**Required task:**
Repeat the listing in full, preserving every character.

↓

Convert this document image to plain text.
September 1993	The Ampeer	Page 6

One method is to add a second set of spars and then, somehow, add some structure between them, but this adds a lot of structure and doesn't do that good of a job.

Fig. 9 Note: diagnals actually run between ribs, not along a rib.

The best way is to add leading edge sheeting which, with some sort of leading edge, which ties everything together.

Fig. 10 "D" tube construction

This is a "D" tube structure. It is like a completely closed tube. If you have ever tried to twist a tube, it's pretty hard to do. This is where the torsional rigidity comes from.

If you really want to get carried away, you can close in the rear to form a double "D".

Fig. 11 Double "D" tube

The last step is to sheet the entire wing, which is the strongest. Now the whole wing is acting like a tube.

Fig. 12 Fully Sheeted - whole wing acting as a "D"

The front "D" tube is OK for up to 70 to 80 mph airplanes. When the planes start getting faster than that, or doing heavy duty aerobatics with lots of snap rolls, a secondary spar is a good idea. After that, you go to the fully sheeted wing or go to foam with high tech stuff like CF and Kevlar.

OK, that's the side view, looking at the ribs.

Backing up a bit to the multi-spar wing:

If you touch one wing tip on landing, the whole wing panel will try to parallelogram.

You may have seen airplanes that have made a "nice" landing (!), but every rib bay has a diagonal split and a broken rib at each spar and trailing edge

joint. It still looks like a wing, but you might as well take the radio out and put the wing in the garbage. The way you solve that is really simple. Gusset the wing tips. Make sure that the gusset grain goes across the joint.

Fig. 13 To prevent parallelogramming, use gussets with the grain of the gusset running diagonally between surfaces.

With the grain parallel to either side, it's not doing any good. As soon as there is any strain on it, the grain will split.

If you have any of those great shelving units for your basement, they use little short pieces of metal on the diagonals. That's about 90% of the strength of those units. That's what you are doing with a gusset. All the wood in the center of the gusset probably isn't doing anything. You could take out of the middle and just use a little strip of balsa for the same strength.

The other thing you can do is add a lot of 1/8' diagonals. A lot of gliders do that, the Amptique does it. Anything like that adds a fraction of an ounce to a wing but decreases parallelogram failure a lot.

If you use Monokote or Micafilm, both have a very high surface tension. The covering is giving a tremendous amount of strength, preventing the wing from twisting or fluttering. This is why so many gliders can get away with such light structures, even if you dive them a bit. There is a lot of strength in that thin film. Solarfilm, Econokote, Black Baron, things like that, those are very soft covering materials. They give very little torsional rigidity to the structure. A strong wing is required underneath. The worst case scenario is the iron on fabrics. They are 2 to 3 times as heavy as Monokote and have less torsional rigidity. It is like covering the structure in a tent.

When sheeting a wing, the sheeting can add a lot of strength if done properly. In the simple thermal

↑

**Answer to the problem:**
Convert this document image to plain text.
September 1993	The Ampeer	Page 6

One method is to add a second set of spars and then, somehow, add some structure between them, but this adds a lot of structure and doesn't do that good of a job.

Fig. 9 Note: diagnals actually run between ribs, not along a rib.

The best way is to add leading edge sheeting which, with some sort of leading edge, which ties everything together.

Fig. 10 "D" tube construction

This is a "D" tube structure. It is like a completely closed tube. If you have ever tried to twist a tube, it's pretty hard to do. This is where the torsional rigidity comes from.

If you really want to get carried away, you can close in the rear to form a double "D".

Fig. 11 Double "D" tube

The last step is to sheet the entire wing, which is the strongest. Now the whole wing is acting like a tube.

Fig. 12 Fully Sheeted - whole wing acting as a "D"

The front "D" tube is OK for up to 70 to 80 mph airplanes. When the planes start getting faster than that, or doing heavy duty aerobatics with lots of snap rolls, a secondary spar is a good idea. After that, you go to the fully sheeted wing or go to foam with high tech stuff like CF and Kevlar.

OK, that's the side view, looking at the ribs.

Backing up a bit to the multi-spar wing:

If you touch one wing tip on landing, the whole wing panel will try to parallelogram.

You may have seen airplanes that have made a "nice" landing (!), but every rib bay has a diagonal split and a broken rib at each spar and trailing edge

joint. It still looks like a wing, but you might as well take the radio out and put the wing in the garbage. The way you solve that is really simple. Gusset the wing tips. Make sure that the gusset grain goes across the joint.

Fig. 13 To prevent parallelogramming, use gussets with the grain of the gusset running diagonally between surfaces.

With the grain parallel to either side, it's not doing any good. As soon as there is any strain on it, the grain will split.

If you have any of those great shelving units for your basement, they use little short pieces of metal on the diagonals. That's about 90% of the strength of those units. That's what you are doing with a gusset. All the wood in the center of the gusset probably isn't doing anything. You could take out of the middle and just use a little strip of balsa for the same strength.

The other thing you can do is add a lot of 1/8' diagonals. A lot of gliders do that, the Amptique does it. Anything like that adds a fraction of an ounce to a wing but decreases parallelogram failure a lot.

If you use Monokote or Micafilm, both have a very high surface tension. The covering is giving a tremendous amount of strength, preventing the wing from twisting or fluttering. This is why so many gliders can get away with such light structures, even if you dive them a bit. There is a lot of strength in that thin film. Solarfilm, Econokote, Black Baron, things like that, those are very soft covering materials. They give very little torsional rigidity to the structure. A strong wing is required underneath. The worst case scenario is the iron on fabrics. They are 2 to 3 times as heavy as Monokote and have less torsional rigidity. It is like covering the structure in a tent.

When sheeting a wing, the sheeting can add a lot of strength if done properly. In the simple thermal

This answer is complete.